Task directions => Reproduce each line that includes the word "ассигнования".

** Begin **

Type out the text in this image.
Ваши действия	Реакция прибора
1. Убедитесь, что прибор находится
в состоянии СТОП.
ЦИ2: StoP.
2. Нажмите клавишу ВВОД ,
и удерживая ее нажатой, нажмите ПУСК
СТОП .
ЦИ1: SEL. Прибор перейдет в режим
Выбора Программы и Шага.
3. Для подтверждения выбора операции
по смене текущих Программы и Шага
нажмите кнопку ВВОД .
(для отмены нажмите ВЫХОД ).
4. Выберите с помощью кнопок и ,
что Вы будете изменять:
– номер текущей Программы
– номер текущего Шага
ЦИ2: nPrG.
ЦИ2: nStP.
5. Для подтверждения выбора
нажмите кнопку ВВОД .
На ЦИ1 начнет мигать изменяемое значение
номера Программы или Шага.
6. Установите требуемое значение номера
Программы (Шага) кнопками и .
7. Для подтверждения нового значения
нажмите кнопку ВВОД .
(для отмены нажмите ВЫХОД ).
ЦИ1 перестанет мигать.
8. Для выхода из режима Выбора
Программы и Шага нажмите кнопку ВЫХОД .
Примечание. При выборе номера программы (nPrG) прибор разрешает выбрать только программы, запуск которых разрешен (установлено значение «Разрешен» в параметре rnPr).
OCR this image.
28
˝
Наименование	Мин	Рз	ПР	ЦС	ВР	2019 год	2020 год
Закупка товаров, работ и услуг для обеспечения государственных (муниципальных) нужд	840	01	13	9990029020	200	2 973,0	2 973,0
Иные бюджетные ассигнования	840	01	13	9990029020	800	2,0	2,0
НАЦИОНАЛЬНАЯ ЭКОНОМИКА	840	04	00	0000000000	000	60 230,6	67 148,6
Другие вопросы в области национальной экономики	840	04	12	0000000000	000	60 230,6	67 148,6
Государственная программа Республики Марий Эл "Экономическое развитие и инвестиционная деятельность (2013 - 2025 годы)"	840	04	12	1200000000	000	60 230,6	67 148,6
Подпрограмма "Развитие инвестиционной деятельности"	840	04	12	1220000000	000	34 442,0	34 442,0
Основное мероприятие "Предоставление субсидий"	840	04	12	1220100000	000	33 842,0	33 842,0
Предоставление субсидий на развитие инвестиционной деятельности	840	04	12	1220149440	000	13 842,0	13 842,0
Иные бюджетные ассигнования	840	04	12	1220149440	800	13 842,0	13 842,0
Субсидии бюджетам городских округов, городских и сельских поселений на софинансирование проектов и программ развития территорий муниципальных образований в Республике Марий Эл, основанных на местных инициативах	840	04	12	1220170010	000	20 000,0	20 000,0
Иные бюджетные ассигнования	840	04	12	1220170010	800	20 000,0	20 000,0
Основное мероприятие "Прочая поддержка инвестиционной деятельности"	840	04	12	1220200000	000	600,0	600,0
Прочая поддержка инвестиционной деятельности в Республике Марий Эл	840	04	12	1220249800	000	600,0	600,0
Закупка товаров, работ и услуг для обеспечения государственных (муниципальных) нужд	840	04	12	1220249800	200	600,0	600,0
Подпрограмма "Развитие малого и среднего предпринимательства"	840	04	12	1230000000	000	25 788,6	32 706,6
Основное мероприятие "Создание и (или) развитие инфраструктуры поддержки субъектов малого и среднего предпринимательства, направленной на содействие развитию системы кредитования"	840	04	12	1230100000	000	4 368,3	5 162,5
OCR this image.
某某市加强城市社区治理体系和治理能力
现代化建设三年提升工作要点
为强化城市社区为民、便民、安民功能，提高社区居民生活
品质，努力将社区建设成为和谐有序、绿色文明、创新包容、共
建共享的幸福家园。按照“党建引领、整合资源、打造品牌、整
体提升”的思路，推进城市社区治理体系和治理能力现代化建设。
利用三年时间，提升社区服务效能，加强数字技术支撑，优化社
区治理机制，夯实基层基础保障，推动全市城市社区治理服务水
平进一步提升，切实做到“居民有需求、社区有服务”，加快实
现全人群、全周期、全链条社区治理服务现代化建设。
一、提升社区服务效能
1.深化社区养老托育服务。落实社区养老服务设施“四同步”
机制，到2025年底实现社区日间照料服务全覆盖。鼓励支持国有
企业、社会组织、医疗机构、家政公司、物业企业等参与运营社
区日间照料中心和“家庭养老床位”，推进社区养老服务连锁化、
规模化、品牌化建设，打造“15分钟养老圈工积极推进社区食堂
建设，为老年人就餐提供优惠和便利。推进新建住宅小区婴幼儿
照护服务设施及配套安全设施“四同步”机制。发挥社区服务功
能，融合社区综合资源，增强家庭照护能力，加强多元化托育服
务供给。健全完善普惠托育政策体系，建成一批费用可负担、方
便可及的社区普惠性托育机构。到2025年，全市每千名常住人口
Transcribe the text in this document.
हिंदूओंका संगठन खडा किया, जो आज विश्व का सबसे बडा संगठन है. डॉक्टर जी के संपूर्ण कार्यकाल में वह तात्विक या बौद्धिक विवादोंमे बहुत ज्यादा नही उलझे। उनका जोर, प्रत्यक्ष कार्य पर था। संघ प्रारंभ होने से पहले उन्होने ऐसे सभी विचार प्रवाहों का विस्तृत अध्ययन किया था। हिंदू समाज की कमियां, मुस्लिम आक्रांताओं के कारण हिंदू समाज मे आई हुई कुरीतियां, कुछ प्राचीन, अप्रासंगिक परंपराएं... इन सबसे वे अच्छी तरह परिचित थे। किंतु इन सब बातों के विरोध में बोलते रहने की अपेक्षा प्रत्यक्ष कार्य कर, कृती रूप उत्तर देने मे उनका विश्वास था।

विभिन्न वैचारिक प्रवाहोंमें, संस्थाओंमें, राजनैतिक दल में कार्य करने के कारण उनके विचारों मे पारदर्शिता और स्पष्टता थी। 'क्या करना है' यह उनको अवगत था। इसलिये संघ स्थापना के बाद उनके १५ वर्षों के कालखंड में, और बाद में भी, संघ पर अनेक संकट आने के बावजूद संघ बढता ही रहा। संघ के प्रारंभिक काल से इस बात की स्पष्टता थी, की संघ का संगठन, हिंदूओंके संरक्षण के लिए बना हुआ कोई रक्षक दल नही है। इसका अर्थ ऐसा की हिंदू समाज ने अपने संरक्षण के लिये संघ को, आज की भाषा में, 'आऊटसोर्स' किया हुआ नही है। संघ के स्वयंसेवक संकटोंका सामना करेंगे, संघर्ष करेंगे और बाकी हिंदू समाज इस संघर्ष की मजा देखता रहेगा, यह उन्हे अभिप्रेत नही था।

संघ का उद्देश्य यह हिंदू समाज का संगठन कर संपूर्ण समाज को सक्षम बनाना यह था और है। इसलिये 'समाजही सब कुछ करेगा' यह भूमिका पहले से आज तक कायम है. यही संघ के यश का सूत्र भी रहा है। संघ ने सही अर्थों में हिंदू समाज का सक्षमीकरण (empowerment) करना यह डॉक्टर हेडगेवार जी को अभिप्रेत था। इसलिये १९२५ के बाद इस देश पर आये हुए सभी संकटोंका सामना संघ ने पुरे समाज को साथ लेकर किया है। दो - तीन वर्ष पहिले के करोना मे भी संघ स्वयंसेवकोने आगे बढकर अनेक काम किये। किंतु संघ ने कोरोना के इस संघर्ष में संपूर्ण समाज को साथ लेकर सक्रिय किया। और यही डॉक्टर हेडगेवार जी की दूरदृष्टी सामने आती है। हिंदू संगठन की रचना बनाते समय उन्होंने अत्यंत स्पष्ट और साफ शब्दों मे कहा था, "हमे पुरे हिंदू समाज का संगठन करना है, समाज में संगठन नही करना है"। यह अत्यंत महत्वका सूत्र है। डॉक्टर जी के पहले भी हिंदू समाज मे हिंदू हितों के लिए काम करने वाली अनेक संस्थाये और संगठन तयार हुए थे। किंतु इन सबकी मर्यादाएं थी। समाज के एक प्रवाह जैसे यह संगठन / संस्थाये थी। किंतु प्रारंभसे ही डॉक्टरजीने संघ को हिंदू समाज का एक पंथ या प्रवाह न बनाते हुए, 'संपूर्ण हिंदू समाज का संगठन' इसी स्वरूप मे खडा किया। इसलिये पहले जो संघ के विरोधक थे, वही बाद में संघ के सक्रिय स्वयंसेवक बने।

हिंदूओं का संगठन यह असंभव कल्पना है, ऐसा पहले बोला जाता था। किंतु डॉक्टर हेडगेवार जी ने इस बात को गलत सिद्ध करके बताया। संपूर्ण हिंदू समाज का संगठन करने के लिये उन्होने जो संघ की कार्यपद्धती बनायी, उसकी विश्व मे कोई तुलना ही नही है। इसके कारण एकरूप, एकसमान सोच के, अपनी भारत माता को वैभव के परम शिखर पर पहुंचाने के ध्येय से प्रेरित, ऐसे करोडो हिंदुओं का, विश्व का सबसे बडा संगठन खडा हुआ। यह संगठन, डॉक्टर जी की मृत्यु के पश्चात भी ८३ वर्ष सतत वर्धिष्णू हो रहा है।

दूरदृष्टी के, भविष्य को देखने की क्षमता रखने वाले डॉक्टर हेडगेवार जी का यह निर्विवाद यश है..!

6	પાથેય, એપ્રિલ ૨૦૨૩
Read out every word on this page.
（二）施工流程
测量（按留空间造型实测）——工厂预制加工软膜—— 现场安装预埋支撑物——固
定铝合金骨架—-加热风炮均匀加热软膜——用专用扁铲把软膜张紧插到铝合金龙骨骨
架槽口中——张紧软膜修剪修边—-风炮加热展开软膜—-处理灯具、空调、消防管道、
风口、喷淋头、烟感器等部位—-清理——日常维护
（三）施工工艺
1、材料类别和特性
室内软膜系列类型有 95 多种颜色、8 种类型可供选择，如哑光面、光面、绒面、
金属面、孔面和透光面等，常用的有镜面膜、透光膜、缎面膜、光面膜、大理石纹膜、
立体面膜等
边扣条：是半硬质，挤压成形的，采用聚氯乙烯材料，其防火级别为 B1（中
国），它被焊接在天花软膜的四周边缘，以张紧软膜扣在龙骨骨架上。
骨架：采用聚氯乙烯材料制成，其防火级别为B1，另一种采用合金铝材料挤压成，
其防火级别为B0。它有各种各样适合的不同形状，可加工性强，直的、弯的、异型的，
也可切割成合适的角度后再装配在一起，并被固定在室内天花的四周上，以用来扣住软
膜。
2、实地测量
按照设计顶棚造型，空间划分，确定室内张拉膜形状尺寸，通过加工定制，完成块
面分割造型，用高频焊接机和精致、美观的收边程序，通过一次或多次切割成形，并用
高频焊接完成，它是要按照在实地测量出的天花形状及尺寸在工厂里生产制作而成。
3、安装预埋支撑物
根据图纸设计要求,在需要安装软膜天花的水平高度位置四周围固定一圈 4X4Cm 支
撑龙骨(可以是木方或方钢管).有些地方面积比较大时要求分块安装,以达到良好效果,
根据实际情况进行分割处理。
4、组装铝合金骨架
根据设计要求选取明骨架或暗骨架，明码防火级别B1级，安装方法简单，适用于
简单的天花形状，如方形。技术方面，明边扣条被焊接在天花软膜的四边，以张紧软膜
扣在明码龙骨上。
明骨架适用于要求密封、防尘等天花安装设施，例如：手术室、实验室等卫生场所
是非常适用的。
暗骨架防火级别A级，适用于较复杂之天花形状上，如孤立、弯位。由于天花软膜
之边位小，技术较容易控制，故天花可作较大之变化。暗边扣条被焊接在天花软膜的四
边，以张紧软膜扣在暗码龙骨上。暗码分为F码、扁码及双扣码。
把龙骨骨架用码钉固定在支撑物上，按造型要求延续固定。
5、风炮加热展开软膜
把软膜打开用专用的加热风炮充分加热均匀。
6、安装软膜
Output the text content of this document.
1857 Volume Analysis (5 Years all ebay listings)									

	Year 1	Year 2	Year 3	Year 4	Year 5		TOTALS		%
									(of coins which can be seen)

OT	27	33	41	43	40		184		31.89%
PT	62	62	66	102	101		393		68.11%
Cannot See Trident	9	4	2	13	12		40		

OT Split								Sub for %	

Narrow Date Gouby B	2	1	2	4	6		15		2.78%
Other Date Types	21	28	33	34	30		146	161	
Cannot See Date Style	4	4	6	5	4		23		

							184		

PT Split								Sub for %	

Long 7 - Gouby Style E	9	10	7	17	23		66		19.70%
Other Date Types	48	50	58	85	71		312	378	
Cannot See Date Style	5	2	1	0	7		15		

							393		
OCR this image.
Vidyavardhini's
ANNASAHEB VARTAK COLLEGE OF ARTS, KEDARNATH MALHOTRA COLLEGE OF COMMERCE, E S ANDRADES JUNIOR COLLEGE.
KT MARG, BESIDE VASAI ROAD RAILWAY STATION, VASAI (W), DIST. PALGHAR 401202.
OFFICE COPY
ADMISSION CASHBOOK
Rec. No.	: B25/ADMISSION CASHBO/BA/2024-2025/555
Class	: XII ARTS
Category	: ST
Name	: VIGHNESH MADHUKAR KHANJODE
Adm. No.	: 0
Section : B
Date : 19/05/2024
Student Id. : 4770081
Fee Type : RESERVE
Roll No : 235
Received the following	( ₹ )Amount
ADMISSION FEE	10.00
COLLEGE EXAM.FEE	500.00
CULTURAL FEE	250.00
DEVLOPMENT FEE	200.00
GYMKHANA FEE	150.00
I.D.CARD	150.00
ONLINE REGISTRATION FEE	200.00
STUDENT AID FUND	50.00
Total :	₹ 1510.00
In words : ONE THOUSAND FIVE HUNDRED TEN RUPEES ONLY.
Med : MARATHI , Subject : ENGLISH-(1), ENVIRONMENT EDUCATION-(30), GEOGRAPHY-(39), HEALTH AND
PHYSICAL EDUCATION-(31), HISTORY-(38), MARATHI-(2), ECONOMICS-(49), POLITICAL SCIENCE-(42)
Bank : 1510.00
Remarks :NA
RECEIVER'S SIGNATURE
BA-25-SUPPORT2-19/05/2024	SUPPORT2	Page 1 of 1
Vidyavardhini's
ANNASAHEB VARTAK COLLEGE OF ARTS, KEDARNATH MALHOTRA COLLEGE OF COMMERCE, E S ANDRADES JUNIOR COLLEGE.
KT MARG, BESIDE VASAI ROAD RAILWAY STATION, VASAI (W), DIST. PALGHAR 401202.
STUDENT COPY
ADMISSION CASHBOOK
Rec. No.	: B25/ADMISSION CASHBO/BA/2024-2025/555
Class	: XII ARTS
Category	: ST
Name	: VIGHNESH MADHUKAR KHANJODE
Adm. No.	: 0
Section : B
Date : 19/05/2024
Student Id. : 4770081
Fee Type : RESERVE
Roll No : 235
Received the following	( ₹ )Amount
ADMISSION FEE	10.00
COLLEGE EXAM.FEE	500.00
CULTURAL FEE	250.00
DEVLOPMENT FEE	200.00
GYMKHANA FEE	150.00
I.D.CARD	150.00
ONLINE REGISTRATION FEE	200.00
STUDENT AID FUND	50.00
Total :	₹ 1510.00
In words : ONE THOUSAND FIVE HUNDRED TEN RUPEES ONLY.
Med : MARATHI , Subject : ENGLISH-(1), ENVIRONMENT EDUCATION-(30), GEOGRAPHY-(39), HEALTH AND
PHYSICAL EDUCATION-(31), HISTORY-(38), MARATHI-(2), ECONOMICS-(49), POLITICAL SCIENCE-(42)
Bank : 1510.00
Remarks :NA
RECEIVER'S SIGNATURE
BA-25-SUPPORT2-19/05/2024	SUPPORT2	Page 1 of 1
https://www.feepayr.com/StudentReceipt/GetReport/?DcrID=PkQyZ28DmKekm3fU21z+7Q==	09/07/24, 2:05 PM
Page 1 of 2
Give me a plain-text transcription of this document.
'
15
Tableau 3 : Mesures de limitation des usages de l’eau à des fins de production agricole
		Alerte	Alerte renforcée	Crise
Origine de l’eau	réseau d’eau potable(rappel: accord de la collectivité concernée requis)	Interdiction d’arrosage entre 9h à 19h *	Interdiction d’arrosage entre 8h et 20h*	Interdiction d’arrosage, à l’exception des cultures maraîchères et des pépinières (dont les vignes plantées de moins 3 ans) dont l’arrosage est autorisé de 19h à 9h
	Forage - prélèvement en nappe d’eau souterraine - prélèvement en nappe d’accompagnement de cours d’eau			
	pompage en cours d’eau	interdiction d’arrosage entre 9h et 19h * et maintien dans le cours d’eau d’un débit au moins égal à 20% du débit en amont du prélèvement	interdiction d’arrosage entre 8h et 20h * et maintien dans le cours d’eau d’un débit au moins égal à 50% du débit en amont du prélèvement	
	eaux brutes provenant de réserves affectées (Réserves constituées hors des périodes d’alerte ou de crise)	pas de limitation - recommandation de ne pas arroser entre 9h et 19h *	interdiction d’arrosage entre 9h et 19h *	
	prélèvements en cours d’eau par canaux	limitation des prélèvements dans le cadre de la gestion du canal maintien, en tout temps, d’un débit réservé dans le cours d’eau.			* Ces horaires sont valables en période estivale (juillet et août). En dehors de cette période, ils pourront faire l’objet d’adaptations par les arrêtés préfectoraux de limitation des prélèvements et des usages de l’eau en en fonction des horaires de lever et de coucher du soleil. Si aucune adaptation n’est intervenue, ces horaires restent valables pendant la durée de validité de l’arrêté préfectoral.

** End **

Completed exercise =>
Иные бюджетные ассигнования	840	01	13	9990029020	800	2,0	2,0
Иные бюджетные ассигнования	840	04	12	1220149440	800	13 842,0	13 842,0
Иные бюджетные ассигнования	840	04	12	1220170010	800	20 000,0	20 000,0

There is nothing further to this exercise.